Data:
====
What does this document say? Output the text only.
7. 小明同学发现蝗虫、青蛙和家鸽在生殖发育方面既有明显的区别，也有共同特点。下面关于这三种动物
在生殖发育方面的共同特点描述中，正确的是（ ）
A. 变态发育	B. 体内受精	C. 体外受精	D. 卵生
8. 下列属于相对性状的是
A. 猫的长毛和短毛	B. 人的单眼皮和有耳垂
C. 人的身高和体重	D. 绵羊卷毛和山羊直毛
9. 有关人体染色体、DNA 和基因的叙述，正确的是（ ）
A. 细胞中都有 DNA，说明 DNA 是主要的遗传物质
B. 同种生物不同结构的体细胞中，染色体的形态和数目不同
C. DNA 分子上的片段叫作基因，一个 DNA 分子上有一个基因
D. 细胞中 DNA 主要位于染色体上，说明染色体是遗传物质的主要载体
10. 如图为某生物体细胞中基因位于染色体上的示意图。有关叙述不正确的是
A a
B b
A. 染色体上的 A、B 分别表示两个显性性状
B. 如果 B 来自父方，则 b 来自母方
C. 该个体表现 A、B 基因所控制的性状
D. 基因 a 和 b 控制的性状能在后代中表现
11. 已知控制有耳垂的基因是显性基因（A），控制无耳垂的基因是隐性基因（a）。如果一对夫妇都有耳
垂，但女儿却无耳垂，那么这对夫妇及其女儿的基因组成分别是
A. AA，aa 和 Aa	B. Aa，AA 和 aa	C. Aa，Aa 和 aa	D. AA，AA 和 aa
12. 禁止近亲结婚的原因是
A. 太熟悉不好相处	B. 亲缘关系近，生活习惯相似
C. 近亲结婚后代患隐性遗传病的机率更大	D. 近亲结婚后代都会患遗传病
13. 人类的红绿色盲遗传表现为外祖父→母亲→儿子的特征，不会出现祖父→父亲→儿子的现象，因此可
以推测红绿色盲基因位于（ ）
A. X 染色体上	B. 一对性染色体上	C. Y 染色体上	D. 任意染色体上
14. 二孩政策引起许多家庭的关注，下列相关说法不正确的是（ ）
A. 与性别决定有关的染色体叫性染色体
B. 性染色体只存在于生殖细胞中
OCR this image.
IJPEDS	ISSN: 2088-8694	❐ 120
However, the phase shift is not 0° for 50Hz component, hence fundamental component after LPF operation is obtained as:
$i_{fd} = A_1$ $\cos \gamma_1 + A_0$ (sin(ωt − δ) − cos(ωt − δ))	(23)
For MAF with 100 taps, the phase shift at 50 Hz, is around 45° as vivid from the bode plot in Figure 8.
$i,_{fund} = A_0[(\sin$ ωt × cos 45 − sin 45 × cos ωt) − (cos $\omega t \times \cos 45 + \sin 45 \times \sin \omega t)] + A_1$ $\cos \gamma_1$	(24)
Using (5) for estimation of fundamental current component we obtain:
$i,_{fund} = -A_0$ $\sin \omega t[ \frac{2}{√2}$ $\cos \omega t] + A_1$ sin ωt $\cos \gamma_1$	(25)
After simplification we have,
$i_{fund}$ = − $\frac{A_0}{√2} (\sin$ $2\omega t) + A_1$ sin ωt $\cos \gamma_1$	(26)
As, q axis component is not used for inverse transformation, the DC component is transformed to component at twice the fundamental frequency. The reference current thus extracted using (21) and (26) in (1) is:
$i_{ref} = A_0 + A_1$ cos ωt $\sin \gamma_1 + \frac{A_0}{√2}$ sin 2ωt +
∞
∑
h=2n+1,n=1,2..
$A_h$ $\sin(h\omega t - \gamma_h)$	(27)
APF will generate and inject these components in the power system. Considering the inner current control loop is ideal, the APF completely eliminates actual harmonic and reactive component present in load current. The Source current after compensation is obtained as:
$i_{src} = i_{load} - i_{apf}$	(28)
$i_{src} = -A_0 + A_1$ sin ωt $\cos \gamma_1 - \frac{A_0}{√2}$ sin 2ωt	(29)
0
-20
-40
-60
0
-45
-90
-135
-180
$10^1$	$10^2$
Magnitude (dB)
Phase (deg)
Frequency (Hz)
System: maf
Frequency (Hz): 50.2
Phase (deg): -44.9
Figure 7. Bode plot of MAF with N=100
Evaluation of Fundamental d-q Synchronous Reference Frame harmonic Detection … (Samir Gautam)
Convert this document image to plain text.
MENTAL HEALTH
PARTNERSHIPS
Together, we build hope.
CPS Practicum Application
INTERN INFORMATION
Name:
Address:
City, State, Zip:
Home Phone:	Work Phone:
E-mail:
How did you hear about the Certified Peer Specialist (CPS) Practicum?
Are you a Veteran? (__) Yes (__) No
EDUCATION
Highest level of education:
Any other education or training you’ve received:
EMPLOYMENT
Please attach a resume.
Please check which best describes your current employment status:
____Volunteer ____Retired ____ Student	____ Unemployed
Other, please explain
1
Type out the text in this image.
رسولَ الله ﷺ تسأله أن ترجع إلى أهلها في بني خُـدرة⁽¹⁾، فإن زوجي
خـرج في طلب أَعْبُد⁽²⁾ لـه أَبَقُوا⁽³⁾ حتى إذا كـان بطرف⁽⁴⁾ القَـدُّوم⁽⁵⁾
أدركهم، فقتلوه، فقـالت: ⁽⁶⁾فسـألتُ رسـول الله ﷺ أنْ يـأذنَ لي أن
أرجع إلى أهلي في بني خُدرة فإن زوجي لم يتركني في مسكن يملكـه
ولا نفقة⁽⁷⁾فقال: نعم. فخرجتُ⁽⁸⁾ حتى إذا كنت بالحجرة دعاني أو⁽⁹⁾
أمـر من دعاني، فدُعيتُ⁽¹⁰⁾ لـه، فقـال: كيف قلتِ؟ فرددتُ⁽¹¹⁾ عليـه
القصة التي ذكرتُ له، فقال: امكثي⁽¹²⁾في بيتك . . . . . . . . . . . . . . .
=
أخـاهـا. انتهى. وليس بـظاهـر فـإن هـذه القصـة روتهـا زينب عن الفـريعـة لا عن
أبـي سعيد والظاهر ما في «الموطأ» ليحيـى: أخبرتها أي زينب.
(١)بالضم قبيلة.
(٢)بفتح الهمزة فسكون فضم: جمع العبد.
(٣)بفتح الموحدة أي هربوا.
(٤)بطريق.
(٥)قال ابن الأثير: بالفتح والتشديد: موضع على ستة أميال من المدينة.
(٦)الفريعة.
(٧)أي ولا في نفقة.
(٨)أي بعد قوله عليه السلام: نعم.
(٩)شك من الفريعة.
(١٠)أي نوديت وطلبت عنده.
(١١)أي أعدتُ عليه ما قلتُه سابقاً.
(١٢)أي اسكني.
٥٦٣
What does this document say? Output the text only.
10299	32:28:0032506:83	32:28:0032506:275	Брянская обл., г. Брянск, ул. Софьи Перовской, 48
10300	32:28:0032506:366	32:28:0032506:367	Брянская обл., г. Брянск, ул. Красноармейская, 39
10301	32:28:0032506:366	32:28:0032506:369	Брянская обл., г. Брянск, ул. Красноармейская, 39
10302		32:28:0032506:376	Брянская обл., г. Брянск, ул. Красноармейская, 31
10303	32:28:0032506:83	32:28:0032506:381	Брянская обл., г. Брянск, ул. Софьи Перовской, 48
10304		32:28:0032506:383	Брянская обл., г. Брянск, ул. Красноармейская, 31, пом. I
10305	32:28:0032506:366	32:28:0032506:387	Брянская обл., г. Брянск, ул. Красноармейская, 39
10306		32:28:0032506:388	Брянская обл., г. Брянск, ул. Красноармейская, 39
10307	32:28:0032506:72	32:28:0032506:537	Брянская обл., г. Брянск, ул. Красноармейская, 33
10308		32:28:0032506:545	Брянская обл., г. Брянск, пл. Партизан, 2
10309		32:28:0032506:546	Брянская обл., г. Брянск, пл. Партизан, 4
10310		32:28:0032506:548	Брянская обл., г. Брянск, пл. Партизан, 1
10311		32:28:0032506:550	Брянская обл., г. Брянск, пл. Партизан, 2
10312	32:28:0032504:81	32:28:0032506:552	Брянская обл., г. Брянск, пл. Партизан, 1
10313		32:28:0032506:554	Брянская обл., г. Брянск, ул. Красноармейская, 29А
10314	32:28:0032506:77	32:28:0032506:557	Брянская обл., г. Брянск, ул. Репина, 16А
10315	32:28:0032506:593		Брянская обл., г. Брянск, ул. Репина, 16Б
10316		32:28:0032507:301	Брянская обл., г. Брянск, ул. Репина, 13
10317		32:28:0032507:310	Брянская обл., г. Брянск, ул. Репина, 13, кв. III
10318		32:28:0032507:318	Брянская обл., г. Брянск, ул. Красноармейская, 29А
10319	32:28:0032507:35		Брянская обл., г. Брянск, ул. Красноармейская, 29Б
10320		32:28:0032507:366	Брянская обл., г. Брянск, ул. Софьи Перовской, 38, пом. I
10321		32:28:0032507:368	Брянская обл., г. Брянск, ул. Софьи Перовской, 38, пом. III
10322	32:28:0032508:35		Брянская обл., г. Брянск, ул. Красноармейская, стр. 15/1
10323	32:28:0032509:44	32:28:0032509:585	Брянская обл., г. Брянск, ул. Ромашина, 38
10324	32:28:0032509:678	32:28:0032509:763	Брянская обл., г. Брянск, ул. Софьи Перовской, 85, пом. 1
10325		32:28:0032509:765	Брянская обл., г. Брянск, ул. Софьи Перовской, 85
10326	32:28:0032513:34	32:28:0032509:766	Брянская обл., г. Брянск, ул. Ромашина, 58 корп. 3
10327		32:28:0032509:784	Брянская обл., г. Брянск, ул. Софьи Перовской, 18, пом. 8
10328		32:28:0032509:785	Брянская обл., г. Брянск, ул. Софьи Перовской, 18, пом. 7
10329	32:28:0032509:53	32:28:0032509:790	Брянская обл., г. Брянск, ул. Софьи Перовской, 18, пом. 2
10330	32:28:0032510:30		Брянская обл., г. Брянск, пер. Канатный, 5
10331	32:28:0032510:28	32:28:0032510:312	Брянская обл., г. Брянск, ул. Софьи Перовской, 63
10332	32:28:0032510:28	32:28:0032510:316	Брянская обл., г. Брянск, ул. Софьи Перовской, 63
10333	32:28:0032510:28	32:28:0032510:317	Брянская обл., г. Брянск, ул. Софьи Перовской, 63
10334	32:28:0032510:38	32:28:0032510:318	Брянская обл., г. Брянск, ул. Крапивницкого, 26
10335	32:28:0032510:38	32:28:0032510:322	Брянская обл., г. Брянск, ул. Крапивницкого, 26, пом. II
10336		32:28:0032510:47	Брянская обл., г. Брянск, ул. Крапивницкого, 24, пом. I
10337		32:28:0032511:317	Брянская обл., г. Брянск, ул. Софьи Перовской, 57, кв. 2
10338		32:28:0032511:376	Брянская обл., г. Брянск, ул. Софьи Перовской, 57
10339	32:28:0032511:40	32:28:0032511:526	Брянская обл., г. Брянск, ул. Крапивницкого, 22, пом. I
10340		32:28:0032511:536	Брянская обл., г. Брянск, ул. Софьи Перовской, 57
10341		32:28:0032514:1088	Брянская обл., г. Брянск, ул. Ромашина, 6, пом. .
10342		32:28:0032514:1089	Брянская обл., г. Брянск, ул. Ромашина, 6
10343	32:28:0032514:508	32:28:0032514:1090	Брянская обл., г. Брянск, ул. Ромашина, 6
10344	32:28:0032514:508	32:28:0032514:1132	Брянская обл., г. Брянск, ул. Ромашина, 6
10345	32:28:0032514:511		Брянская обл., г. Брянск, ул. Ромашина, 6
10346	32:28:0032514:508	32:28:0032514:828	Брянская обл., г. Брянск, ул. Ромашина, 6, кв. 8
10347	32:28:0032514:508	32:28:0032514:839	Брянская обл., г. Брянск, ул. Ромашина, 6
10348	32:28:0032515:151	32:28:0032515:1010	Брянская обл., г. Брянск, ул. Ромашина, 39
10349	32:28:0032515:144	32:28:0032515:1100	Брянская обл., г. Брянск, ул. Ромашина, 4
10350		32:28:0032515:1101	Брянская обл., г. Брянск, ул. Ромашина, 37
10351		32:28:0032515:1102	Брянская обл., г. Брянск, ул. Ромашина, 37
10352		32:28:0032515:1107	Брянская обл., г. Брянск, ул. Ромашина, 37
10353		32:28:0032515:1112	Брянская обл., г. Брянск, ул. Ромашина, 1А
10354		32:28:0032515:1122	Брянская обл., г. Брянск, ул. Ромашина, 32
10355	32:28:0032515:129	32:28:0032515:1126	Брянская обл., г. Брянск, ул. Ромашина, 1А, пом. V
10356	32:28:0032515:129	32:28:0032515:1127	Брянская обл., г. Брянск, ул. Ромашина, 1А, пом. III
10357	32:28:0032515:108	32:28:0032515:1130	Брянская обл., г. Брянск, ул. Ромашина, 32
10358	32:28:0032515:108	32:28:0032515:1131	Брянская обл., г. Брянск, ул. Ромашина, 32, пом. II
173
====
To do: Copy each line of the data that contains the word "with".

Correct response:
For MAF with 100 taps, the phase shift at 50 Hz, is around 45° as vivid from the bode plot in Figure 8.
Figure 7. Bode plot of MAF with N=100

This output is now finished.